RECORDS SUPPLIED.
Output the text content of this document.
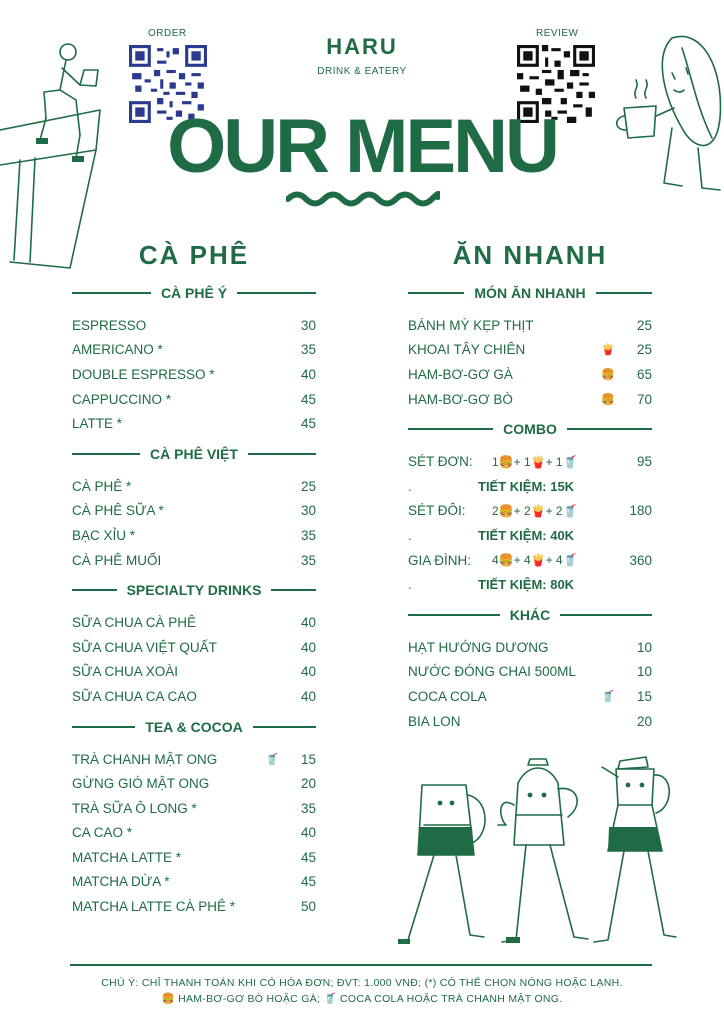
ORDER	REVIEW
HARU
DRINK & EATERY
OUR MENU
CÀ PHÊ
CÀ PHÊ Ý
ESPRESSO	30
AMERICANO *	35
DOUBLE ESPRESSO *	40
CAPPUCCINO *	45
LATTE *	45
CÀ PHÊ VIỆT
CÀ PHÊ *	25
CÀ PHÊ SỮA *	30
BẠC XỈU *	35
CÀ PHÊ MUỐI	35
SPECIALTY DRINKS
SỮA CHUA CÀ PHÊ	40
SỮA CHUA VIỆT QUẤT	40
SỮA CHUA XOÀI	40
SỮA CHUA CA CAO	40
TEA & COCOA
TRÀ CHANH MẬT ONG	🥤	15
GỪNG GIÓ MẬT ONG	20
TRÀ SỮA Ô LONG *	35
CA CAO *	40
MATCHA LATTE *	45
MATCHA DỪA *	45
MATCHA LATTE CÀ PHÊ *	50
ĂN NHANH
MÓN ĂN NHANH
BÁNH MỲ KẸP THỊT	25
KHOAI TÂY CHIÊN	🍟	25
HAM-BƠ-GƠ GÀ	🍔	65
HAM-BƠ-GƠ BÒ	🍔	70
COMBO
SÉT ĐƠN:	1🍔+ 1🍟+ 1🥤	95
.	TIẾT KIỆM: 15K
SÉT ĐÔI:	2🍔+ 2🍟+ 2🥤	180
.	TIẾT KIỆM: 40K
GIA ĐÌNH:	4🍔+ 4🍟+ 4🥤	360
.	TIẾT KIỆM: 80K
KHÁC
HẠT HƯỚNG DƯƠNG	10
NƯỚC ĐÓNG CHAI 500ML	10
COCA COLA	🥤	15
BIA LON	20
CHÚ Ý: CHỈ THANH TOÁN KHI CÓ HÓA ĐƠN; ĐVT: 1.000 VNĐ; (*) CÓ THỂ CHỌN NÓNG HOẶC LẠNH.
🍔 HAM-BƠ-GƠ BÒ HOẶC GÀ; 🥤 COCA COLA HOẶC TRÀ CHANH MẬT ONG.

TASK GOAL.
Your copy of the data should match it exactly, except that pictures are left out.

RIGHT ANSWER.
Output the text content of this document.
ORDER	REVIEW
HARU
DRINK & EATERY
OUR MENU
CÀ PHÊ
CÀ PHÊ Ý
ESPRESSO	30
AMERICANO *	35
DOUBLE ESPRESSO *	40
CAPPUCCINO *	45
LATTE *	45
CÀ PHÊ VIỆT
CÀ PHÊ *	25
CÀ PHÊ SỮA *	30
BẠC XỈU *	35
CÀ PHÊ MUỐI	35
SPECIALTY DRINKS
SỮA CHUA CÀ PHÊ	40
SỮA CHUA VIỆT QUẤT	40
SỮA CHUA XOÀI	40
SỮA CHUA CA CAO	40
TEA & COCOA
TRÀ CHANH MẬT ONG	🥤	15
GỪNG GIÓ MẬT ONG	20
TRÀ SỮA Ô LONG *	35
CA CAO *	40
MATCHA LATTE *	45
MATCHA DỪA *	45
MATCHA LATTE CÀ PHÊ *	50
ĂN NHANH
MÓN ĂN NHANH
BÁNH MỲ KẸP THỊT	25
KHOAI TÂY CHIÊN	🍟	25
HAM-BƠ-GƠ GÀ	🍔	65
HAM-BƠ-GƠ BÒ	🍔	70
COMBO
SÉT ĐƠN:	1🍔+ 1🍟+ 1🥤	95
.	TIẾT KIỆM: 15K
SÉT ĐÔI:	2🍔+ 2🍟+ 2🥤	180
.	TIẾT KIỆM: 40K
GIA ĐÌNH:	4🍔+ 4🍟+ 4🥤	360
.	TIẾT KIỆM: 80K
KHÁC
HẠT HƯỚNG DƯƠNG	10
NƯỚC ĐÓNG CHAI 500ML	10
COCA COLA	🥤	15
BIA LON	20
CHÚ Ý: CHỈ THANH TOÁN KHI CÓ HÓA ĐƠN; ĐVT: 1.000 VNĐ; (*) CÓ THỂ CHỌN NÓNG HOẶC LẠNH.
🍔 HAM-BƠ-GƠ BÒ HOẶC GÀ; 🥤 COCA COLA HOẶC TRÀ CHANH MẬT ONG.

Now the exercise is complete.